**GOAL OF THE EXERCISE**
Go through the records and extract every line with the word "населения".

(Dataset records)
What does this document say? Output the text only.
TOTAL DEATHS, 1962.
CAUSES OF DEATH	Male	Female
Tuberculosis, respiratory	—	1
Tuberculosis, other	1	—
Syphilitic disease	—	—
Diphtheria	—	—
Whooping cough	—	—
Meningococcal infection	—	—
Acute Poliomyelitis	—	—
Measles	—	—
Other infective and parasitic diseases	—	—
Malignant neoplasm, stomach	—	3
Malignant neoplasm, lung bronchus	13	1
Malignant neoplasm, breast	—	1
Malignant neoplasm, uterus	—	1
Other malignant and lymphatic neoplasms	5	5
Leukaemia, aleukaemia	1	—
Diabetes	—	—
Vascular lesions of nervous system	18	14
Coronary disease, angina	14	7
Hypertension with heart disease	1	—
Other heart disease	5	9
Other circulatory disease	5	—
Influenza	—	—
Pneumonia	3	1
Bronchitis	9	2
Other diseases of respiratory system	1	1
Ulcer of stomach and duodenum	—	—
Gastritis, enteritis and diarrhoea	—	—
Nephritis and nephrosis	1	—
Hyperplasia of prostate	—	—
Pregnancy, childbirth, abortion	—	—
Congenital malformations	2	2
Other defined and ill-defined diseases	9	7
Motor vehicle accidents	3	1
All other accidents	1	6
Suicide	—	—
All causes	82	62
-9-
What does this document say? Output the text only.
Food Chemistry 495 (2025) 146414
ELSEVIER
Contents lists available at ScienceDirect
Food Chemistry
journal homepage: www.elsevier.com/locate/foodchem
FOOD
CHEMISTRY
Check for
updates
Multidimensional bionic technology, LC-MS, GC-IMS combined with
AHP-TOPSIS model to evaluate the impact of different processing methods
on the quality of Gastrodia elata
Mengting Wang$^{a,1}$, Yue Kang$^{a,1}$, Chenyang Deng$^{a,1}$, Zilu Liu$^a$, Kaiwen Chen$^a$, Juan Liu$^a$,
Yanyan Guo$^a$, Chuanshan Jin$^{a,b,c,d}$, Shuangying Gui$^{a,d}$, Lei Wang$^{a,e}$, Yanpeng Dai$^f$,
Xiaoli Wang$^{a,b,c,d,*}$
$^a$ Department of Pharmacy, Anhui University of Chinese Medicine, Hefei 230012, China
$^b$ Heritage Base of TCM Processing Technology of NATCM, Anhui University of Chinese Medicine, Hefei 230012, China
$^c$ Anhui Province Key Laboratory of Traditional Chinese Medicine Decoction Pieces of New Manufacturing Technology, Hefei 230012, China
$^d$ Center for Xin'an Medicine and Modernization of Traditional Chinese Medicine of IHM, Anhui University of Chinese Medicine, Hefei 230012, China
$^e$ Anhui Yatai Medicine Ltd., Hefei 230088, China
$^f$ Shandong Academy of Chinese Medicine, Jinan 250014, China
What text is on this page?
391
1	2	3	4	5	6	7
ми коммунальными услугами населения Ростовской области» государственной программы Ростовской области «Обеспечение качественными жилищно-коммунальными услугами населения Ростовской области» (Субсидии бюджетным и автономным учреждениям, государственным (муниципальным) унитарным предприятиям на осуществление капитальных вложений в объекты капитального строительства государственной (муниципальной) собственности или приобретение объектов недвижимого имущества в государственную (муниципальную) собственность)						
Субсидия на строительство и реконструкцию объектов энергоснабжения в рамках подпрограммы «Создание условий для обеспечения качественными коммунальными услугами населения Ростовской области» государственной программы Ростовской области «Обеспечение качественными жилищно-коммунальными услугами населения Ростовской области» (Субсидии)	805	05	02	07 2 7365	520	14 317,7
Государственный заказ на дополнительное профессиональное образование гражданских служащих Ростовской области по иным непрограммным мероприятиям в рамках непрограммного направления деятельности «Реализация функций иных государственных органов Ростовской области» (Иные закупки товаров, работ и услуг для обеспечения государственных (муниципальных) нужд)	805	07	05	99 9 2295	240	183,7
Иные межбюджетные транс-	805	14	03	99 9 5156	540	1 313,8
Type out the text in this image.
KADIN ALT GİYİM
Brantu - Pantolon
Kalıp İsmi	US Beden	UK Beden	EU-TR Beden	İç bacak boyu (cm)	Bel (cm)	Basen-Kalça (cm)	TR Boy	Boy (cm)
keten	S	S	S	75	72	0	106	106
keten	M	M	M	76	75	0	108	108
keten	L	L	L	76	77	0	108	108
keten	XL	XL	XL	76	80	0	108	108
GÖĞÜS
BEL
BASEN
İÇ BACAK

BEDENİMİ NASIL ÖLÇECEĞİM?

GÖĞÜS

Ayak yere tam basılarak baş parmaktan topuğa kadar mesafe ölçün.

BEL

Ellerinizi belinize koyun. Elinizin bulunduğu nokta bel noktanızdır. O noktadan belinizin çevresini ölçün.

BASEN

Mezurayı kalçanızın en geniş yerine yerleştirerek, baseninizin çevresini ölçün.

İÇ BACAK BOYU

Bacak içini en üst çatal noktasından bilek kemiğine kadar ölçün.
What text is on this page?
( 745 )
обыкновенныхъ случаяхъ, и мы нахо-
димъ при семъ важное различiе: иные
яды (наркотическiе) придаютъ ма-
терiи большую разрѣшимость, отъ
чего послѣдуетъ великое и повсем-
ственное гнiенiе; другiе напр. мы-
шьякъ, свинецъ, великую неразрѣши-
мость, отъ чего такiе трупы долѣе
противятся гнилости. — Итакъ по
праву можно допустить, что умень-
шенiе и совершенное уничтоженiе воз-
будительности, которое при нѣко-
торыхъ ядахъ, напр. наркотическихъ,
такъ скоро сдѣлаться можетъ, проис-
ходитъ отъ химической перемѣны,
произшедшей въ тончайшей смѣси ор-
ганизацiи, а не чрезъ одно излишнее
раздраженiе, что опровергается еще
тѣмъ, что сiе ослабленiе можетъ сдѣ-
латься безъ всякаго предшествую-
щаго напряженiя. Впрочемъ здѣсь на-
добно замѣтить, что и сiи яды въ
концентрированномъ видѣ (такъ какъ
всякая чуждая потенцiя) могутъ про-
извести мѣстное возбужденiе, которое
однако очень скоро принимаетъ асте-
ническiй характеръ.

**SOLUTION FOR THIS EXERCISE**
ми коммунальными услугами населения Ростовской области» государственной программы Ростовской области «Обеспечение качественными жилищно-коммунальными услугами населения Ростовской области» (Субсидии бюджетным и автономным учреждениям, государственным (муниципальным) унитарным предприятиям на осуществление капитальных вложений в объекты капитального строительства государственной (муниципальной) собственности или приобретение объектов недвижимого имущества в государственную (муниципальную) собственность)						
Субсидия на строительство и реконструкцию объектов энергоснабжения в рамках подпрограммы «Создание условий для обеспечения качественными коммунальными услугами населения Ростовской области» государственной программы Ростовской области «Обеспечение качественными жилищно-коммунальными услугами населения Ростовской области» (Субсидии)	805	05	02	07 2 7365	520	14 317,7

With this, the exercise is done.